## START Passage given

Allocation for toom33

Sun Oct 25 11:32:45 CET 2009

nisse at lysator.liu.se (Niels Möller) writes:

  Lets look at one of the more extreme ones:

  >  an  bn    s   t    n
  [...]
  > 142  98:  46 + 2 <  48 + 5

  So with toom33, the pointwise multiplications are: four 48 x 48, one
  46 x 2.

  For toom32 with the same inputs, n = 49, s = 44, t = 49, and we get
  three 49 x 49, one 49 x 44.

  With schoolbook for the pointwise multiplications we have

  Toom33: 4*48^2 + 46*2 = 9216 + 92 = 9308
  Toom32: 3*49^2 + 49*44 = 9457

  With Karatsuba recursing to schoolbook for the larger multiplies, we
  get instead

  Toom33: 12*24^2 + 46*2 = 6912 + 92 = 7004
  Toom32: 3*(2*25^2 + 25*24) + 2*25^2 + 24*19 = 7256

  So toom33 seems to win also in theory...

The next question is: how strong are the correlation between theory and
practice over a larger area an,bn?  I suspect it is weak, except wrt
asymptotics.  :-)

  Interesting. Trying to generalize, it seems like it's better to use
  toomMN with a very small multiplication at the infinity point, than to
  use toomM(N-1), if using the latter function implies the size of the
  balanced multiplications (i.e., n) get a limb larger.

Doesn't that also depend on whether the size is divisible by the
underlying toom primitive's splitting factor (such as even for toom22,
divisible by 3 for toom33)?

I suppose it would be interesting to plot--in projected 3D--the
behaviour of each toomMN primitive, and use that to identify quirks.  My
experience with GMP optimisation is that such quirks can hide much of
the execution time, and fixing them might be a great speedup.

And the next question is: Can we realistically take this into account?
Around the listed toom33 problem points toom32 rules.  We need to
simplify the geometry of the areas, or the toom selection code will be
more time consuming than the actual multiplication.  :-)

If we could actually model the execution time from some simple
parameters such as addmul_1 and addmul_2 times as function of n, and
mul_basecase time as function of m and n, a little as you start above,
then that might be very useful.  The algo selction formulas might not be
pretty, but from exact formulas we might be able to ask the optimisation
(in the maths sense) people for approximate simpler formulas.

  The intriguing thing is that the comment promises significantly less
  scratch space than is currently used (and less even if we would
  require s+t >= n + 5). Maybe it's just wrong.

Probably.  Or we've pessimised memory usage since we wrote it.  :-)

  > It looks like mpn_mul_n already doesn't use the old functions, but
  > mpn_sqr_n does, though.

  You'r right. But it doesn't use the new itch functions:

    else if (BELOW_THRESHOLD (n, MUL_TOOM3_THRESHOLD))

## END Passage given
## START Extracted records

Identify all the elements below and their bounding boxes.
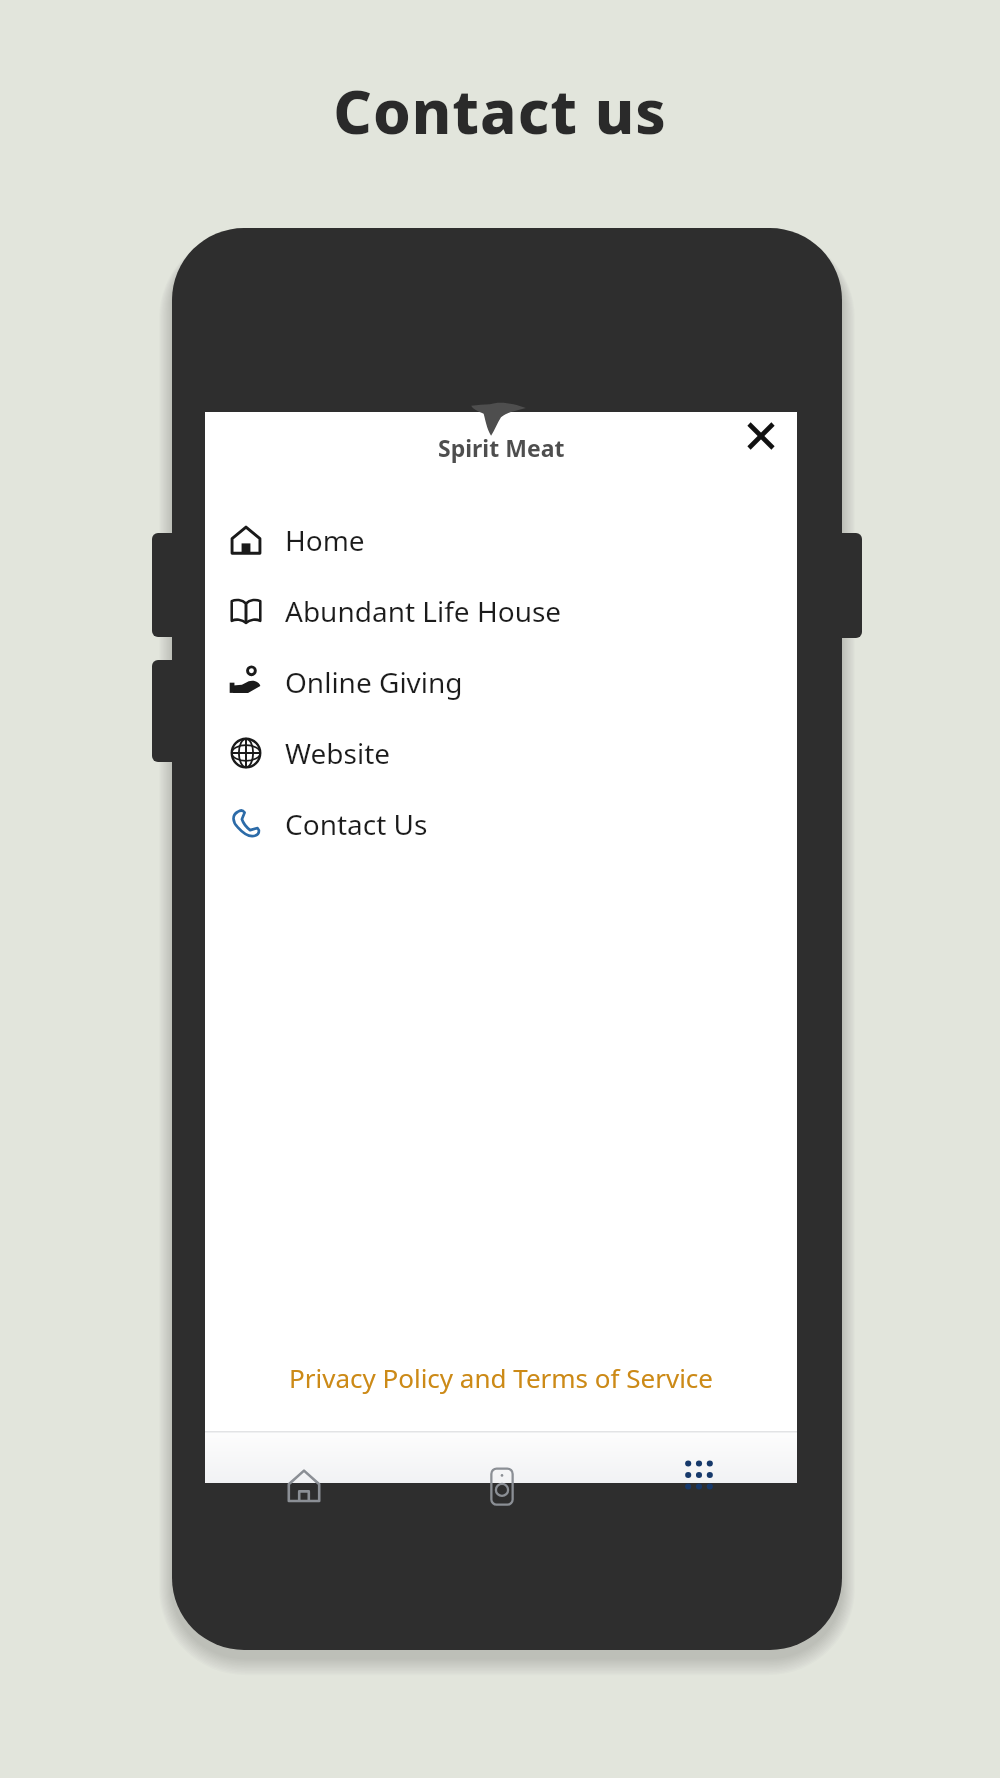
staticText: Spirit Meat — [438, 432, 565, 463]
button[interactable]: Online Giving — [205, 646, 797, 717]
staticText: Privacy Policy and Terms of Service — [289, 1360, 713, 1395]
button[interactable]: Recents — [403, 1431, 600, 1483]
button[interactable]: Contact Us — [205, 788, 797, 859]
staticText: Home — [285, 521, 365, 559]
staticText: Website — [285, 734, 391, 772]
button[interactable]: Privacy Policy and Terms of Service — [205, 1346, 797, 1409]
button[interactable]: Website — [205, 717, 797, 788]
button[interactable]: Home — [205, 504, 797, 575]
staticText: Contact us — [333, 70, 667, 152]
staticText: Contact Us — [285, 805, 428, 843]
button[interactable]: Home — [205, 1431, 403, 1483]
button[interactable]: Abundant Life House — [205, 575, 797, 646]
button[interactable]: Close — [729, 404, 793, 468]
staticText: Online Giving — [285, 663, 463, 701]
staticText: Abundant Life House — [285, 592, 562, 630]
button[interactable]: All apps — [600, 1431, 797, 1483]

## END Extracted records

## What you need to do
1/ Reproduce the toom33 allocation message word for word, starting with "If we could" and going on through "approximate simpler formulas.".
2/ In the toom33 allocation message, what total does the schoolbook calculation give for Toom32?
3/ Write what comes next in the toom33 allocation message, continuing from the point where it stops.
The data above is separate material from the toom33 allocation message.

## Response list
1/
If we could actually model the execution time from some simple
parameters such as addmul_1 and addmul_2 times as function of n, and
mul_basecase time as function of m and n, a little as you start above,
then that might be very useful.  The algo selction formulas might not be
pretty, but from exact formulas we might be able to ask the optimisation
(in the maths sense) people for approximate simpler formulas.

2/ 9457

3/
      {
        /* Allocate workspace of fixed size on stack: fast! */
        mp_limb_t ws[MPN_KARA_MUL_N_TSIZE (MUL_TOOM3_THRESHOLD_LIMIT-1)];
        ASSERT (MUL_TOOM3_THRESHOLD <= MUL_TOOM3_THRESHOLD_LIMIT);
        mpn_toom22_mul (p, a, n, b, n, ws);
      }
    else if (BELOW_THRESHOLD (n, MUL_TOOM44_THRESHOLD))
      {
        mp_ptr ws;
        TMP_SDECL;
        TMP_SMARK;
        ws = TMP_SALLOC_LIMBS (MPN_TOOM3_MUL_N_TSIZE (n));
        mpn_toom33_mul (p, a, n, b, n, ws);
        TMP_SFREE;
      }

  MPN_TOOM3_MUL_N_TSIZE can be replaced by the current itch function
  right away, but MPN_KARA_MUL_N_TSIZE probably cannot (I wouldn't
  expect a a call to an inline function to qualify as a constant
  expression, but I'm not sure how it works).

No, it is hardly a constant in a syntactic sense, which is what is
required here.

  Should (some) itch functions be macros instead?

Maybe.  I haven't thought about that.  It only really helps (I think)
when the arguments are constants.  Perhaps that's an important case.  A
problem might be that (portable) macros will require hairy code, without
any temporaries like n.

  Or should we itchify mul_n (then that particular problem disappears)?

We might want an itchifies mpn_mul_n at some point, but we cannot touch
mpn_mul_n's interface, since it is public.

  > To me, the most important allocation improvement of the toom functions
  > is to avoid TMP_ALLOC.  They already accept a scratch parameter, and
  > should ask for enough that TMP_ALLOC is never needed.

  Ok, it should be easy to increase the size claimed by
  mpn_toom33_mul_itch by n+1 (and then hope that it still works with
  current callers that bypass the itch function).

Those naughty callers deserve to have their wrists slapped!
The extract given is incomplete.